GIVEN TASK
Report the count of lines below in which the string "JSON" occurs; include nothing else.

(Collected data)
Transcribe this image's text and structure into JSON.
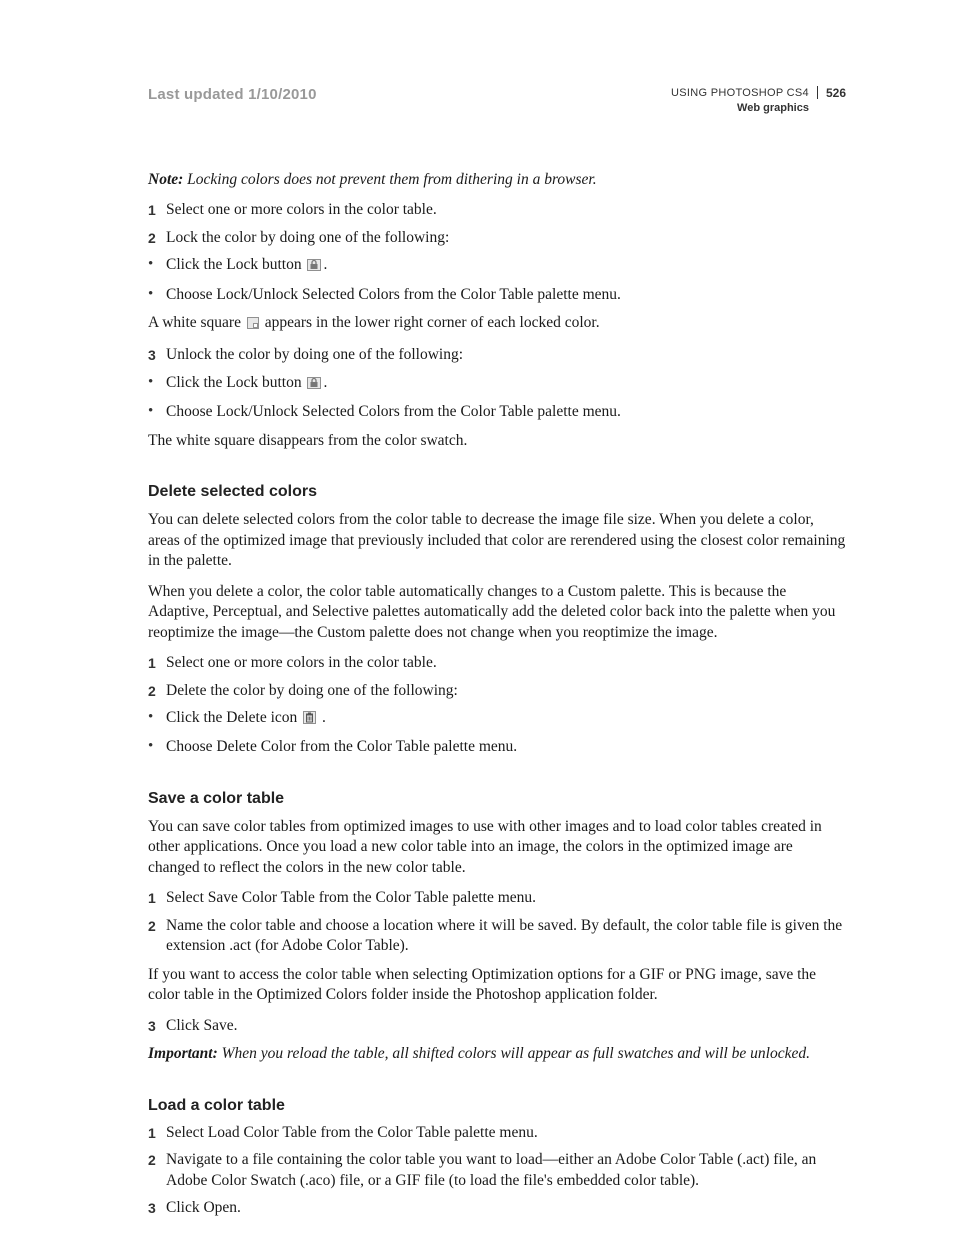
{
  "header": {
    "last_updated": "Last updated 1/10/2010",
    "doc_title": "USING PHOTOSHOP CS4",
    "section_title": "Web graphics",
    "page_number": "526"
  },
  "note": {
    "label": "Note:",
    "text": " Locking colors does not prevent them from dithering in a browser."
  },
  "lock_steps": {
    "s1": "Select one or more colors in the color table.",
    "s2": "Lock the color by doing one of the following:",
    "b2a_pre": "Click the Lock button ",
    "b2a_post": ".",
    "b2b": "Choose Lock/Unlock Selected Colors from the Color Table palette menu.",
    "after2_pre": "A white square ",
    "after2_post": " appears in the lower right corner of each locked color.",
    "s3": "Unlock the color by doing one of the following:",
    "b3a_pre": "Click the Lock button ",
    "b3a_post": ".",
    "b3b": "Choose Lock/Unlock Selected Colors from the Color Table palette menu.",
    "after3": "The white square disappears from the color swatch."
  },
  "delete": {
    "heading": "Delete selected colors",
    "p1": "You can delete selected colors from the color table to decrease the image file size. When you delete a color, areas of the optimized image that previously included that color are rerendered using the closest color remaining in the palette.",
    "p2": "When you delete a color, the color table automatically changes to a Custom palette. This is because the Adaptive, Perceptual, and Selective palettes automatically add the deleted color back into the palette when you reoptimize the image—the Custom palette does not change when you reoptimize the image.",
    "s1": "Select one or more colors in the color table.",
    "s2": "Delete the color by doing one of the following:",
    "b2a_pre": "Click the Delete icon ",
    "b2a_post": " .",
    "b2b": "Choose Delete Color from the Color Table palette menu."
  },
  "save": {
    "heading": "Save a color table",
    "p1": "You can save color tables from optimized images to use with other images and to load color tables created in other applications. Once you load a new color table into an image, the colors in the optimized image are changed to reflect the colors in the new color table.",
    "s1": "Select Save Color Table from the Color Table palette menu.",
    "s2": "Name the color table and choose a location where it will be saved. By default, the color table file is given the extension .act (for Adobe Color Table).",
    "p2": "If you want to access the color table when selecting Optimization options for a GIF or PNG image, save the color table in the Optimized Colors folder inside the Photoshop application folder.",
    "s3": "Click Save.",
    "important_label": "Important:",
    "important_text": " When you reload the table, all shifted colors will appear as full swatches and will be unlocked."
  },
  "load": {
    "heading": "Load a color table",
    "s1": "Select Load Color Table from the Color Table palette menu.",
    "s2": "Navigate to a file containing the color table you want to load—either an Adobe Color Table (.act) file, an Adobe Color Swatch (.aco) file, or a GIF file (to load the file's embedded color table).",
    "s3": "Click Open."
  }
}
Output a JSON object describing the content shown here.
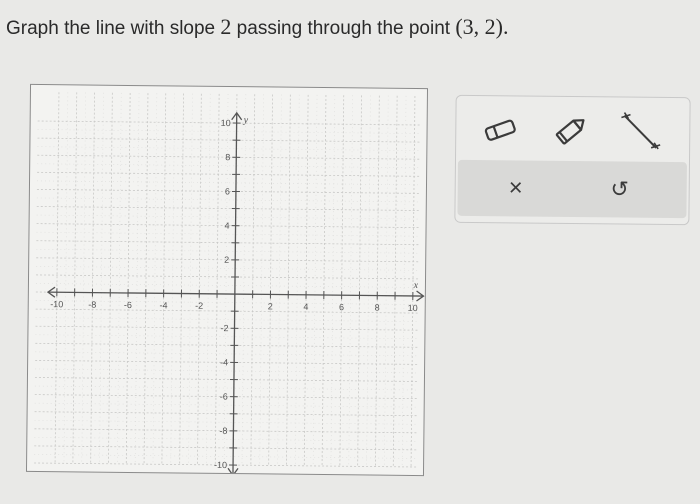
{
  "question": {
    "text_before": "Graph the line with slope ",
    "slope": "2",
    "text_middle": " passing through the point ",
    "point": "(3, 2)",
    "text_end": "."
  },
  "graph": {
    "x_axis_label": "x",
    "y_axis_label": "y",
    "x_min": -10,
    "x_max": 10,
    "y_min": -10,
    "y_max": 10,
    "tick_labels": [
      "-10",
      "-8",
      "-6",
      "-4",
      "-2",
      "2",
      "4",
      "6",
      "8",
      "10"
    ],
    "grid": true
  },
  "tools": {
    "eraser_icon": "eraser-icon",
    "pencil_icon": "pencil-icon",
    "line_tool_icon": "line-tool-icon"
  },
  "actions": {
    "clear_glyph": "×",
    "undo_glyph": "↺"
  }
}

WRITTEN RESPONSE
2